• **DATA FOR THE TASK**
· · · · ·

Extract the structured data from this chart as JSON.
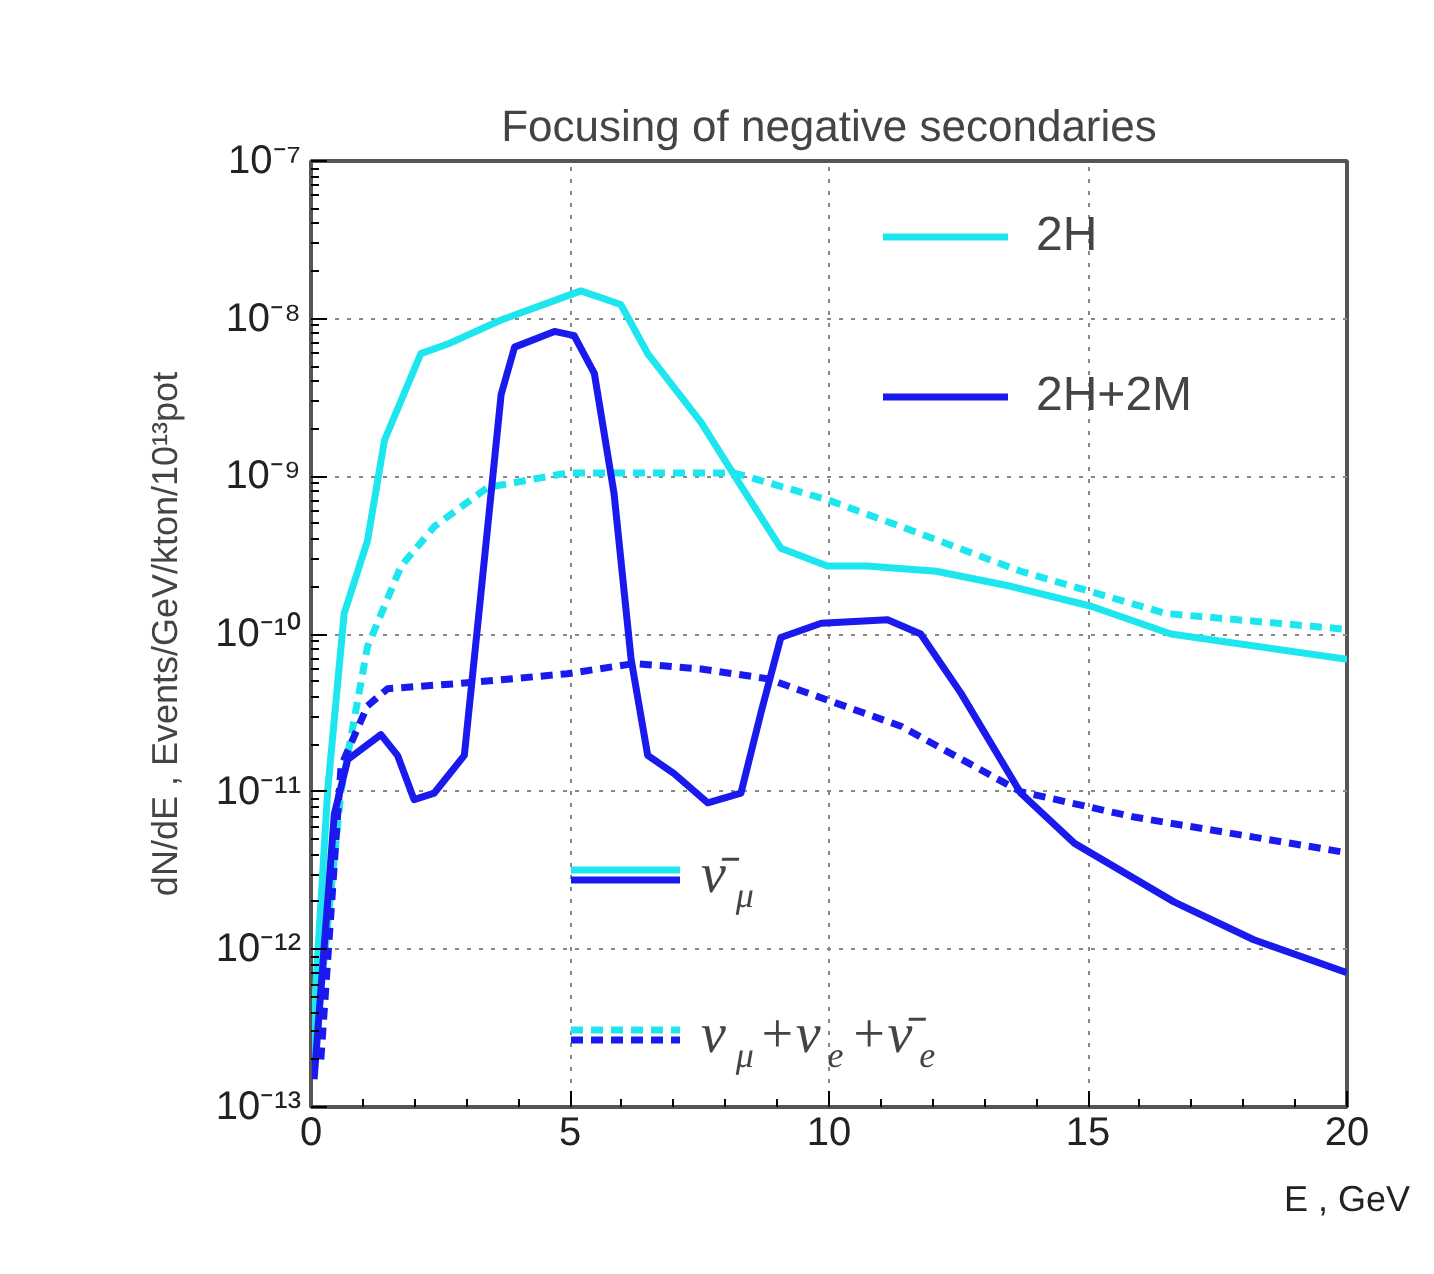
{
  "chart_data": {
    "type": "line",
    "title": "Focusing of negative secondaries",
    "xlabel": "E , GeV",
    "ylabel": "dN/dE , Events/GeV/kton/10¹³pot",
    "xlim": [
      0,
      20
    ],
    "xticks": [
      0,
      5,
      10,
      15,
      20
    ],
    "ylim": [
      1e-13,
      1e-07
    ],
    "log": true,
    "grid": true,
    "yticks": [
      {
        "value": 1e-13,
        "label": "10⁻¹³"
      },
      {
        "value": 1e-12,
        "label": "10⁻¹²"
      },
      {
        "value": 1e-11,
        "label": "10⁻¹¹"
      },
      {
        "value": 1e-10,
        "label": "10⁻¹⁰"
      },
      {
        "value": 1e-09,
        "label": "10⁻⁹"
      },
      {
        "value": 1e-08,
        "label": "10⁻⁸"
      },
      {
        "value": 1e-07,
        "label": "10⁻⁷"
      }
    ],
    "annotations": [
      "2H",
      "2H+2M",
      "ν̄$_{μ}$",
      "ν$_{μ}$+ν$_{e}$+ν̄$_{e}$"
    ],
    "series": [
      {
        "color": "#1ee6ee",
        "line_style": "solid",
        "x": [
          0,
          0.32,
          0.64,
          1.09,
          1.42,
          2.12,
          2.64,
          3.67,
          5.21,
          5.98,
          6.5,
          7.53,
          8.3,
          9.07,
          9.97,
          10.73,
          12.07,
          13.53,
          15.06,
          16.6,
          20
        ],
        "values": [
          1.8e-13,
          1e-11,
          1.35e-10,
          3.9e-10,
          1.7e-09,
          6e-09,
          6.9e-09,
          9.8e-09,
          1.5e-08,
          1.23e-08,
          6e-09,
          2.2e-09,
          8.7e-10,
          3.5e-10,
          2.7e-10,
          2.7e-10,
          2.5e-10,
          2e-10,
          1.5e-10,
          1e-10,
          6.9e-11
        ]
      },
      {
        "color": "#1ee6ee",
        "line_style": "dashed",
        "x": [
          0.19,
          0.58,
          1.09,
          1.74,
          2.38,
          3.41,
          4.95,
          6.5,
          8.17,
          9.97,
          11.39,
          13.7,
          16.5,
          20
        ],
        "values": [
          5.4e-13,
          1e-11,
          8.3e-11,
          2.7e-10,
          4.8e-10,
          8.5e-10,
          1.05e-09,
          1.05e-09,
          1.05e-09,
          7.1e-10,
          4.8e-10,
          2.5e-10,
          1.35e-10,
          1.07e-10
        ]
      },
      {
        "color": "#1a1aee",
        "line_style": "solid",
        "x": [
          0.06,
          0.45,
          0.71,
          1.35,
          1.67,
          1.99,
          2.38,
          2.96,
          3.28,
          3.67,
          3.93,
          4.7,
          5.08,
          5.47,
          5.85,
          6.18,
          6.5,
          7.01,
          7.66,
          8.3,
          8.69,
          9.07,
          9.85,
          11.13,
          11.77,
          12.55,
          13.7,
          14.74,
          16.66,
          18.2,
          20
        ],
        "values": [
          1.5e-13,
          7.2e-12,
          1.6e-11,
          2.3e-11,
          1.7e-11,
          8.9e-12,
          9.8e-12,
          1.7e-11,
          1.8e-10,
          3.3e-09,
          6.6e-09,
          8.3e-09,
          7.8e-09,
          4.5e-09,
          7.8e-10,
          6.9e-11,
          1.7e-11,
          1.3e-11,
          8.5e-12,
          9.8e-12,
          3.2e-11,
          9.5e-11,
          1.17e-10,
          1.23e-10,
          1e-10,
          4.2e-11,
          9.8e-12,
          4.7e-12,
          2e-12,
          1.15e-12,
          7.1e-13
        ]
      },
      {
        "color": "#1a1aee",
        "line_style": "dashed",
        "x": [
          0.19,
          0.58,
          1.09,
          1.48,
          3.02,
          4.95,
          6.24,
          7.53,
          8.82,
          10.62,
          11.39,
          13.7,
          15.89,
          20
        ],
        "values": [
          2e-13,
          1.45e-11,
          3.5e-11,
          4.5e-11,
          4.9e-11,
          5.6e-11,
          6.5e-11,
          6e-11,
          5.2e-11,
          3.2e-11,
          2.6e-11,
          1e-11,
          6.9e-12,
          4.1e-12
        ]
      }
    ]
  }
}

· · · · ·

• **TASK PROMPT**
Quote everything in the listing above exactly; pictures are the only thing to omit.

• **RESPONSE TO THE TASK**
Extract the structured data from this chart as JSON.
{
  "chart_data": {
    "type": "line",
    "title": "Focusing of negative secondaries",
    "xlabel": "E , GeV",
    "ylabel": "dN/dE , Events/GeV/kton/10¹³pot",
    "xlim": [
      0,
      20
    ],
    "xticks": [
      0,
      5,
      10,
      15,
      20
    ],
    "ylim": [
      1e-13,
      1e-07
    ],
    "log": true,
    "grid": true,
    "yticks": [
      {
        "value": 1e-13,
        "label": "10⁻¹³"
      },
      {
        "value": 1e-12,
        "label": "10⁻¹²"
      },
      {
        "value": 1e-11,
        "label": "10⁻¹¹"
      },
      {
        "value": 1e-10,
        "label": "10⁻¹⁰"
      },
      {
        "value": 1e-09,
        "label": "10⁻⁹"
      },
      {
        "value": 1e-08,
        "label": "10⁻⁸"
      },
      {
        "value": 1e-07,
        "label": "10⁻⁷"
      }
    ],
    "annotations": [
      "2H",
      "2H+2M",
      "ν̄$_{μ}$",
      "ν$_{μ}$+ν$_{e}$+ν̄$_{e}$"
    ],
    "series": [
      {
        "color": "#1ee6ee",
        "line_style": "solid",
        "x": [
          0,
          0.32,
          0.64,
          1.09,
          1.42,
          2.12,
          2.64,
          3.67,
          5.21,
          5.98,
          6.5,
          7.53,
          8.3,
          9.07,
          9.97,
          10.73,
          12.07,
          13.53,
          15.06,
          16.6,
          20
        ],
        "values": [
          1.8e-13,
          1e-11,
          1.35e-10,
          3.9e-10,
          1.7e-09,
          6e-09,
          6.9e-09,
          9.8e-09,
          1.5e-08,
          1.23e-08,
          6e-09,
          2.2e-09,
          8.7e-10,
          3.5e-10,
          2.7e-10,
          2.7e-10,
          2.5e-10,
          2e-10,
          1.5e-10,
          1e-10,
          6.9e-11
        ]
      },
      {
        "color": "#1ee6ee",
        "line_style": "dashed",
        "x": [
          0.19,
          0.58,
          1.09,
          1.74,
          2.38,
          3.41,
          4.95,
          6.5,
          8.17,
          9.97,
          11.39,
          13.7,
          16.5,
          20
        ],
        "values": [
          5.4e-13,
          1e-11,
          8.3e-11,
          2.7e-10,
          4.8e-10,
          8.5e-10,
          1.05e-09,
          1.05e-09,
          1.05e-09,
          7.1e-10,
          4.8e-10,
          2.5e-10,
          1.35e-10,
          1.07e-10
        ]
      },
      {
        "color": "#1a1aee",
        "line_style": "solid",
        "x": [
          0.06,
          0.45,
          0.71,
          1.35,
          1.67,
          1.99,
          2.38,
          2.96,
          3.28,
          3.67,
          3.93,
          4.7,
          5.08,
          5.47,
          5.85,
          6.18,
          6.5,
          7.01,
          7.66,
          8.3,
          8.69,
          9.07,
          9.85,
          11.13,
          11.77,
          12.55,
          13.7,
          14.74,
          16.66,
          18.2,
          20
        ],
        "values": [
          1.5e-13,
          7.2e-12,
          1.6e-11,
          2.3e-11,
          1.7e-11,
          8.9e-12,
          9.8e-12,
          1.7e-11,
          1.8e-10,
          3.3e-09,
          6.6e-09,
          8.3e-09,
          7.8e-09,
          4.5e-09,
          7.8e-10,
          6.9e-11,
          1.7e-11,
          1.3e-11,
          8.5e-12,
          9.8e-12,
          3.2e-11,
          9.5e-11,
          1.17e-10,
          1.23e-10,
          1e-10,
          4.2e-11,
          9.8e-12,
          4.7e-12,
          2e-12,
          1.15e-12,
          7.1e-13
        ]
      },
      {
        "color": "#1a1aee",
        "line_style": "dashed",
        "x": [
          0.19,
          0.58,
          1.09,
          1.48,
          3.02,
          4.95,
          6.24,
          7.53,
          8.82,
          10.62,
          11.39,
          13.7,
          15.89,
          20
        ],
        "values": [
          2e-13,
          1.45e-11,
          3.5e-11,
          4.5e-11,
          4.9e-11,
          5.6e-11,
          6.5e-11,
          6e-11,
          5.2e-11,
          3.2e-11,
          2.6e-11,
          1e-11,
          6.9e-12,
          4.1e-12
        ]
      }
    ]
  }
}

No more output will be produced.